What to do >>
Could you repeat the records below exactly, leaving out any pictures?
--- BEGIN Exercise material ---
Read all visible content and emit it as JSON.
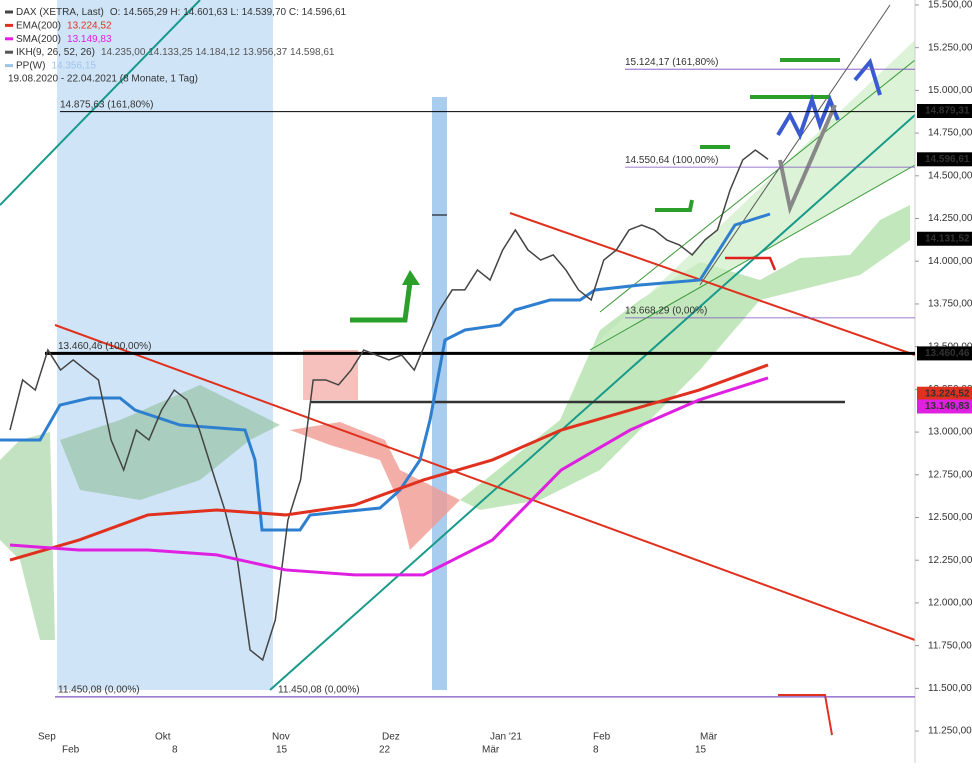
{
  "chart_data": {
    "type": "line",
    "ylim": [
      11063,
      15529
    ],
    "yticks": [
      {
        "value": 11250,
        "label": "11.250,00"
      },
      {
        "value": 11500,
        "label": "11.500,00"
      },
      {
        "value": 11750,
        "label": "11.750,00"
      },
      {
        "value": 12000,
        "label": "12.000,00"
      },
      {
        "value": 12250,
        "label": "12.250,00"
      },
      {
        "value": 12500,
        "label": "12.500,00"
      },
      {
        "value": 12750,
        "label": "12.750,00"
      },
      {
        "value": 13000,
        "label": "13.000,00"
      },
      {
        "value": 13250,
        "label": "13.250,00"
      },
      {
        "value": 13500,
        "label": "13.500,00"
      },
      {
        "value": 13750,
        "label": "13.750,00"
      },
      {
        "value": 14000,
        "label": "14.000,00"
      },
      {
        "value": 14250,
        "label": "14.250,00"
      },
      {
        "value": 14500,
        "label": "14.500,00"
      },
      {
        "value": 14750,
        "label": "14.750,00"
      },
      {
        "value": 15000,
        "label": "15.000,00"
      },
      {
        "value": 15250,
        "label": "15.250,00"
      },
      {
        "value": 15500,
        "label": "15.500,00"
      }
    ],
    "x_labels_top": [
      "Sep",
      "Okt",
      "Nov",
      "Dez",
      "Jan '21",
      "Feb",
      "Mär"
    ],
    "x_labels_bottom": [
      "Feb",
      "8",
      "15",
      "22",
      "Mär",
      "8",
      "15"
    ],
    "series": [
      {
        "name": "DAX (XETRA, Last)",
        "info": "O: 14.565,29  H: 14.601,63  L: 14.539,70  C: 14.596,61",
        "color": "#444444",
        "values": [
          13012,
          13305,
          13246,
          13480,
          13363,
          13422,
          13363,
          13305,
          12954,
          12778,
          13012,
          12954,
          13129,
          13246,
          13188,
          13012,
          12778,
          12544,
          12251,
          11725,
          11666,
          11900,
          12485,
          12720,
          13305,
          13305,
          13276,
          13363,
          13480,
          13451,
          13422,
          13451,
          13363,
          13539,
          13715,
          13832,
          13832,
          13949,
          13890,
          14066,
          14183,
          14066,
          14007,
          14037,
          13949,
          13832,
          13773,
          14007,
          14066,
          14183,
          14212,
          14183,
          14124,
          14095,
          14037,
          14124,
          14183,
          14417,
          14593,
          14651,
          14597
        ]
      },
      {
        "name": "EMA(200)",
        "info": "13.224,52",
        "color": "#e0301e",
        "values": [
          12251,
          12368,
          12515,
          12544,
          12515,
          12573,
          12720,
          12837,
          13012,
          13129,
          13246,
          13393
        ]
      },
      {
        "name": "SMA(200)",
        "info": "13.149,83",
        "color": "#e020e0",
        "values": [
          12339,
          12310,
          12310,
          12281,
          12193,
          12164,
          12164,
          12368,
          12778,
          13012,
          13188,
          13317
        ]
      }
    ],
    "extra_legend": [
      {
        "name": "IKH(9, 26, 52, 26)",
        "info": "14.235,00  14.133,25  14.184,12  13.956,37  14.598,61",
        "color": "#555555"
      },
      {
        "name": "PP(W)",
        "info": "14.356,15",
        "color": "#9fc4ea"
      }
    ],
    "period": "19.08.2020 - 22.04.2021  (8 Monate, 1 Tag)",
    "price_tags": [
      {
        "value": 14879.31,
        "label": "14.879,31",
        "color": "#000000"
      },
      {
        "value": 14596.61,
        "label": "14.596,61",
        "color": "#000000"
      },
      {
        "value": 14131.52,
        "label": "14.131,52",
        "color": "#000000"
      },
      {
        "value": 13460.46,
        "label": "13.460,46",
        "color": "#000000"
      },
      {
        "value": 13224.52,
        "label": "13.224,52",
        "color": "#e0301e"
      },
      {
        "value": 13149.83,
        "label": "13.149,83",
        "color": "#e020e0"
      }
    ],
    "annotations": [
      {
        "value": 14875.63,
        "label": "14.875,63 (161,80%)"
      },
      {
        "value": 15124.17,
        "label": "15.124,17 (161,80%)"
      },
      {
        "value": 14550.64,
        "label": "14.550,64 (100,00%)"
      },
      {
        "value": 13668.29,
        "label": "13.668,29 (0,00%)"
      },
      {
        "value": 13460.46,
        "label": "13.460,46 (100,00%)"
      },
      {
        "value": 11450.08,
        "label": "11.450,08 (0,00%)"
      },
      {
        "value": 11450.08,
        "label": "11.450,08 (0,00%)"
      }
    ]
  }
}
--- END Exercise material ---
Complete answer >>
Read all visible content and emit it as JSON.
{
  "chart_data": {
    "type": "line",
    "ylim": [
      11063,
      15529
    ],
    "yticks": [
      {
        "value": 11250,
        "label": "11.250,00"
      },
      {
        "value": 11500,
        "label": "11.500,00"
      },
      {
        "value": 11750,
        "label": "11.750,00"
      },
      {
        "value": 12000,
        "label": "12.000,00"
      },
      {
        "value": 12250,
        "label": "12.250,00"
      },
      {
        "value": 12500,
        "label": "12.500,00"
      },
      {
        "value": 12750,
        "label": "12.750,00"
      },
      {
        "value": 13000,
        "label": "13.000,00"
      },
      {
        "value": 13250,
        "label": "13.250,00"
      },
      {
        "value": 13500,
        "label": "13.500,00"
      },
      {
        "value": 13750,
        "label": "13.750,00"
      },
      {
        "value": 14000,
        "label": "14.000,00"
      },
      {
        "value": 14250,
        "label": "14.250,00"
      },
      {
        "value": 14500,
        "label": "14.500,00"
      },
      {
        "value": 14750,
        "label": "14.750,00"
      },
      {
        "value": 15000,
        "label": "15.000,00"
      },
      {
        "value": 15250,
        "label": "15.250,00"
      },
      {
        "value": 15500,
        "label": "15.500,00"
      }
    ],
    "x_labels_top": [
      "Sep",
      "Okt",
      "Nov",
      "Dez",
      "Jan '21",
      "Feb",
      "Mär"
    ],
    "x_labels_bottom": [
      "Feb",
      "8",
      "15",
      "22",
      "Mär",
      "8",
      "15"
    ],
    "series": [
      {
        "name": "DAX (XETRA, Last)",
        "info": "O: 14.565,29  H: 14.601,63  L: 14.539,70  C: 14.596,61",
        "color": "#444444",
        "values": [
          13012,
          13305,
          13246,
          13480,
          13363,
          13422,
          13363,
          13305,
          12954,
          12778,
          13012,
          12954,
          13129,
          13246,
          13188,
          13012,
          12778,
          12544,
          12251,
          11725,
          11666,
          11900,
          12485,
          12720,
          13305,
          13305,
          13276,
          13363,
          13480,
          13451,
          13422,
          13451,
          13363,
          13539,
          13715,
          13832,
          13832,
          13949,
          13890,
          14066,
          14183,
          14066,
          14007,
          14037,
          13949,
          13832,
          13773,
          14007,
          14066,
          14183,
          14212,
          14183,
          14124,
          14095,
          14037,
          14124,
          14183,
          14417,
          14593,
          14651,
          14597
        ]
      },
      {
        "name": "EMA(200)",
        "info": "13.224,52",
        "color": "#e0301e",
        "values": [
          12251,
          12368,
          12515,
          12544,
          12515,
          12573,
          12720,
          12837,
          13012,
          13129,
          13246,
          13393
        ]
      },
      {
        "name": "SMA(200)",
        "info": "13.149,83",
        "color": "#e020e0",
        "values": [
          12339,
          12310,
          12310,
          12281,
          12193,
          12164,
          12164,
          12368,
          12778,
          13012,
          13188,
          13317
        ]
      }
    ],
    "extra_legend": [
      {
        "name": "IKH(9, 26, 52, 26)",
        "info": "14.235,00  14.133,25  14.184,12  13.956,37  14.598,61",
        "color": "#555555"
      },
      {
        "name": "PP(W)",
        "info": "14.356,15",
        "color": "#9fc4ea"
      }
    ],
    "period": "19.08.2020 - 22.04.2021  (8 Monate, 1 Tag)",
    "price_tags": [
      {
        "value": 14879.31,
        "label": "14.879,31",
        "color": "#000000"
      },
      {
        "value": 14596.61,
        "label": "14.596,61",
        "color": "#000000"
      },
      {
        "value": 14131.52,
        "label": "14.131,52",
        "color": "#000000"
      },
      {
        "value": 13460.46,
        "label": "13.460,46",
        "color": "#000000"
      },
      {
        "value": 13224.52,
        "label": "13.224,52",
        "color": "#e0301e"
      },
      {
        "value": 13149.83,
        "label": "13.149,83",
        "color": "#e020e0"
      }
    ],
    "annotations": [
      {
        "value": 14875.63,
        "label": "14.875,63 (161,80%)"
      },
      {
        "value": 15124.17,
        "label": "15.124,17 (161,80%)"
      },
      {
        "value": 14550.64,
        "label": "14.550,64 (100,00%)"
      },
      {
        "value": 13668.29,
        "label": "13.668,29 (0,00%)"
      },
      {
        "value": 13460.46,
        "label": "13.460,46 (100,00%)"
      },
      {
        "value": 11450.08,
        "label": "11.450,08 (0,00%)"
      },
      {
        "value": 11450.08,
        "label": "11.450,08 (0,00%)"
      }
    ]
  }
}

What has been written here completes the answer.